= Work required =
Where the data below has the string "block", return the whole line.

= Input data =
-- -- --

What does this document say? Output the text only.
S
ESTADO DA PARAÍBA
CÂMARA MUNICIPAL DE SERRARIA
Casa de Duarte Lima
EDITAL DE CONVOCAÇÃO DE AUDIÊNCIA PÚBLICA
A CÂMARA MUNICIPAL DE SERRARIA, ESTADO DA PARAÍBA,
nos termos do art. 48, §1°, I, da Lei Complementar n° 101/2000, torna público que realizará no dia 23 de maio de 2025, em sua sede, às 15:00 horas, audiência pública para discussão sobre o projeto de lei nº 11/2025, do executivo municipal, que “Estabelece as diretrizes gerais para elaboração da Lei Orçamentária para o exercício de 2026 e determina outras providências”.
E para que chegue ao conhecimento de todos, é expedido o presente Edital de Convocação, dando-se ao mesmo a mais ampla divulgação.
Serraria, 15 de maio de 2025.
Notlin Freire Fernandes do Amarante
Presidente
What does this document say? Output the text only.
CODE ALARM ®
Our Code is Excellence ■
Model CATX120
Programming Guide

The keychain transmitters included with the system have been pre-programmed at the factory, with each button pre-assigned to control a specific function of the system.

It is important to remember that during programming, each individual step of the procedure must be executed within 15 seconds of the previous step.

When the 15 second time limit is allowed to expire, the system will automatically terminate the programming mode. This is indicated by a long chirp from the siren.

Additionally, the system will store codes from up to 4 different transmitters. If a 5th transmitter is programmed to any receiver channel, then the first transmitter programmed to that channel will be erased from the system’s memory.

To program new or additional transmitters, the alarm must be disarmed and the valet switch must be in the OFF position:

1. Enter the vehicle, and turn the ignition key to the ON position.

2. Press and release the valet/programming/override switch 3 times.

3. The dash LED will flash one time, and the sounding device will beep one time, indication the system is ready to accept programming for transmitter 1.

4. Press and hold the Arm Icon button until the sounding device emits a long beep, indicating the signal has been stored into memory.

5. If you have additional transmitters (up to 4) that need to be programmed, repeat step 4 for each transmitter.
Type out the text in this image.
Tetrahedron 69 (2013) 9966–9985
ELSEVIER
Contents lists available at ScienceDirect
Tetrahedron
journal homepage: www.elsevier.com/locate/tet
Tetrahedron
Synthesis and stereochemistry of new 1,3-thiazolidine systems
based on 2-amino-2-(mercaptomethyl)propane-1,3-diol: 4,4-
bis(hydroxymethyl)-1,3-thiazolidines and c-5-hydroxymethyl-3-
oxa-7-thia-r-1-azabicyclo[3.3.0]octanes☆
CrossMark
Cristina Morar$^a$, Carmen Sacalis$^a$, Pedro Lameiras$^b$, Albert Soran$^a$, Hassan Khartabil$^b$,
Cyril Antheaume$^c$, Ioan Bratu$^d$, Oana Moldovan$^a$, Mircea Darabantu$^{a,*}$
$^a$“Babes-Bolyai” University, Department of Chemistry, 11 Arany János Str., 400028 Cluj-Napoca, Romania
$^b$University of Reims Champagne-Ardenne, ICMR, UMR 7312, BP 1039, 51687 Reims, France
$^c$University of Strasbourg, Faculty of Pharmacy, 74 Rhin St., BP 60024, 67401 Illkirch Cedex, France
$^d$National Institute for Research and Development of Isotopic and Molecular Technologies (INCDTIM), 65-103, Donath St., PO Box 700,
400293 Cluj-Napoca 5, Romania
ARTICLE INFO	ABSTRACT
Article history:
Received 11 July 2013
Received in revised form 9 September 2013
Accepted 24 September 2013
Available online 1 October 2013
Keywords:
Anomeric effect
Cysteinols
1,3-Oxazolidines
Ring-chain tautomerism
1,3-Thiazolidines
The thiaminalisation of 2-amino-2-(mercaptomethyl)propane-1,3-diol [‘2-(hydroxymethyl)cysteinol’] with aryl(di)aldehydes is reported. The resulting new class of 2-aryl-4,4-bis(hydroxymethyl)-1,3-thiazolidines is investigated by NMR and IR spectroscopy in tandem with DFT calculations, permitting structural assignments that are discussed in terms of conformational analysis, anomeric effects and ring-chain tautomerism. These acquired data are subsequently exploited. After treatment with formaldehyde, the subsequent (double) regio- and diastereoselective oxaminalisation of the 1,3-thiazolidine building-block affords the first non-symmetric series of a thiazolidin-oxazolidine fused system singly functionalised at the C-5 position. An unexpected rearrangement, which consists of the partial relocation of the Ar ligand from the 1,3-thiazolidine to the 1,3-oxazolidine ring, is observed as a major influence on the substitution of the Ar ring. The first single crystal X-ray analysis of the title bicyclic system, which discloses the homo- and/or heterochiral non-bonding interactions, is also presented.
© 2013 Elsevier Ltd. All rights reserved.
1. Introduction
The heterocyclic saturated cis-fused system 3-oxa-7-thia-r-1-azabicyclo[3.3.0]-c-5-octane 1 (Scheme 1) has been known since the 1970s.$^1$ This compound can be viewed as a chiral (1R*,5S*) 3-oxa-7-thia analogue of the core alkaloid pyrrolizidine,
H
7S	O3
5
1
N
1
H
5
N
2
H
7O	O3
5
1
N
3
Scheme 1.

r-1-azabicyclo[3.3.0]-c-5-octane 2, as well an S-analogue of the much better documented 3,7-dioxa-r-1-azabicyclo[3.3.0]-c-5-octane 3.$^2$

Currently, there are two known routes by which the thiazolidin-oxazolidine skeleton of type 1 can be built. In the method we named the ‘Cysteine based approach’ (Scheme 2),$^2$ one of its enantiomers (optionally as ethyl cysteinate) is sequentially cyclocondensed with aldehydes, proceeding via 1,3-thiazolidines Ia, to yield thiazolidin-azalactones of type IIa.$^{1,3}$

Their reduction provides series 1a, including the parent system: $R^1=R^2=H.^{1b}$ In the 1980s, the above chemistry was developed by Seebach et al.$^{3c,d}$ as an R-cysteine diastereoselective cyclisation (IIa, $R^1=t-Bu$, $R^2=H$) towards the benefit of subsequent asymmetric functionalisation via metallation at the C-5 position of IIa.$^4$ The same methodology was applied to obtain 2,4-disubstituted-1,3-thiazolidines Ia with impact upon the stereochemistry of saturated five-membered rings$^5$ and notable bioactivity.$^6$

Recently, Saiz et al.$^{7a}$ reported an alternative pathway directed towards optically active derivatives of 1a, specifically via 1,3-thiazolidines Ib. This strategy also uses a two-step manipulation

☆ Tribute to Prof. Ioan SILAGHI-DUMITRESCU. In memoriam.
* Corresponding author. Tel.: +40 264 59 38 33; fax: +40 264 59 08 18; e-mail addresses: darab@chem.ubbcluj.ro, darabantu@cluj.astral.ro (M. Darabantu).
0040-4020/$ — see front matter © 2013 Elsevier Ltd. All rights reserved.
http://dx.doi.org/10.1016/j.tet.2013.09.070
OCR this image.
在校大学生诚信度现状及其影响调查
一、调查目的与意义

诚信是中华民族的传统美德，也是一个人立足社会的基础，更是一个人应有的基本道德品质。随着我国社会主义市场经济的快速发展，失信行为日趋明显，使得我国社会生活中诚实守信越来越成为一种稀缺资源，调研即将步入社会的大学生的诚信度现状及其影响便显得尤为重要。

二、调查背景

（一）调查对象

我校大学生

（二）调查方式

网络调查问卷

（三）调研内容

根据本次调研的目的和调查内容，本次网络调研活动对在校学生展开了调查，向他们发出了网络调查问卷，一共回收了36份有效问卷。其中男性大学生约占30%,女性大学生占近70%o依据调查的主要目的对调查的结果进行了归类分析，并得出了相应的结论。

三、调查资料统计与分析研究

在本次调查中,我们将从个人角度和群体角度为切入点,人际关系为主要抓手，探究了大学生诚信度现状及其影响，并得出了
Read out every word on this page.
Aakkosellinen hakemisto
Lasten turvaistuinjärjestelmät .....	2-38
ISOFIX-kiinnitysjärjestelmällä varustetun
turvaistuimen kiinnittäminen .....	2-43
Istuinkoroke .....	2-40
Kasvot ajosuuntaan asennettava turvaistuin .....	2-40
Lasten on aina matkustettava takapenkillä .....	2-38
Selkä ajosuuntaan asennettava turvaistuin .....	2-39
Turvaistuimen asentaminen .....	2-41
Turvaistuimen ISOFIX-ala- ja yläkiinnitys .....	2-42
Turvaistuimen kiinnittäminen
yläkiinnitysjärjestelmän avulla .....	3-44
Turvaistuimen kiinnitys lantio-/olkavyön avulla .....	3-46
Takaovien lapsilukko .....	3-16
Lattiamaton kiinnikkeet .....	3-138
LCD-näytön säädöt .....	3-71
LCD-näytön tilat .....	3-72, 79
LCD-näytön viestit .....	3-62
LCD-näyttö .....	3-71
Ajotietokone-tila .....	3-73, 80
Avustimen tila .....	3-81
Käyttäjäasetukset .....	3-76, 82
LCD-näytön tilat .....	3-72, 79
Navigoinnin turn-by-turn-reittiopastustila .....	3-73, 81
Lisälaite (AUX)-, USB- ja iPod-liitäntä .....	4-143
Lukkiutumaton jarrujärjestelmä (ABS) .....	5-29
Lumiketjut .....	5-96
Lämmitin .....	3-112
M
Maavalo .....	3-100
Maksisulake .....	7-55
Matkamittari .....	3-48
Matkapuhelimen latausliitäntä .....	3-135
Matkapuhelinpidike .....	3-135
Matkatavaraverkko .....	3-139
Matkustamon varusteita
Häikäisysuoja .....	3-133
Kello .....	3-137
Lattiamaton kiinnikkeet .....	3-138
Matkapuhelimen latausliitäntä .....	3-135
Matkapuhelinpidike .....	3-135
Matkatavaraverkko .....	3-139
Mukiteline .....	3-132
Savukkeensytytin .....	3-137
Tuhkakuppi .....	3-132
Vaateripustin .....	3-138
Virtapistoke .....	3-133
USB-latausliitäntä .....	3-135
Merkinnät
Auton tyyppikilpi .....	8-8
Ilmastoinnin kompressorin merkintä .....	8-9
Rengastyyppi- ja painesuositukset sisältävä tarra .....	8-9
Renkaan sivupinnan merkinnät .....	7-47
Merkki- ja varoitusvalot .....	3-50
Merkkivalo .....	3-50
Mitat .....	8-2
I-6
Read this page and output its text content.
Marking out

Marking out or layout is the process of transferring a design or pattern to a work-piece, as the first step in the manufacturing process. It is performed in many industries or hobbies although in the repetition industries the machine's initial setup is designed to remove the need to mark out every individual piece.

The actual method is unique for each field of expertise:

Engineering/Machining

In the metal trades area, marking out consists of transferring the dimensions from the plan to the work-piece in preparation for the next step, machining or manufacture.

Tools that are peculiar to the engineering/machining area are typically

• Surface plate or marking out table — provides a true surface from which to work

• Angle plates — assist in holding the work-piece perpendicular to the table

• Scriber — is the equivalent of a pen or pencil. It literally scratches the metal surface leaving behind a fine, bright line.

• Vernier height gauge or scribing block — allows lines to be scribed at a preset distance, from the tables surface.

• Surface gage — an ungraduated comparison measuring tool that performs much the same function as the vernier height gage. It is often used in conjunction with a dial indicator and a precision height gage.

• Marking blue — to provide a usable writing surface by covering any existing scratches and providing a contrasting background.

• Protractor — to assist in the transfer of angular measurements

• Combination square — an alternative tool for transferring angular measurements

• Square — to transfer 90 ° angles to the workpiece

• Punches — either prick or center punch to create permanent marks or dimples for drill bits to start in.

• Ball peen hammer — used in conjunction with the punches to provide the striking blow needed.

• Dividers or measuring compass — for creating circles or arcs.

-- -- --

= Exercise solution =
The thiaminalisation of 2-amino-2-(mercaptomethyl)propane-1,3-diol [‘2-(hydroxymethyl)cysteinol’] with aryl(di)aldehydes is reported. The resulting new class of 2-aryl-4,4-bis(hydroxymethyl)-1,3-thiazolidines is investigated by NMR and IR spectroscopy in tandem with DFT calculations, permitting structural assignments that are discussed in terms of conformational analysis, anomeric effects and ring-chain tautomerism. These acquired data are subsequently exploited. After treatment with formaldehyde, the subsequent (double) regio- and diastereoselective oxaminalisation of the 1,3-thiazolidine building-block affords the first non-symmetric series of a thiazolidin-oxazolidine fused system singly functionalised at the C-5 position. An unexpected rearrangement, which consists of the partial relocation of the Ar ligand from the 1,3-thiazolidine to the 1,3-oxazolidine ring, is observed as a major influence on the substitution of the Ar ring. The first single crystal X-ray analysis of the title bicyclic system, which discloses the homo- and/or heterochiral non-bonding interactions, is also presented.
• Vernier height gauge or scribing block — allows lines to be scribed at a preset distance, from the tables surface.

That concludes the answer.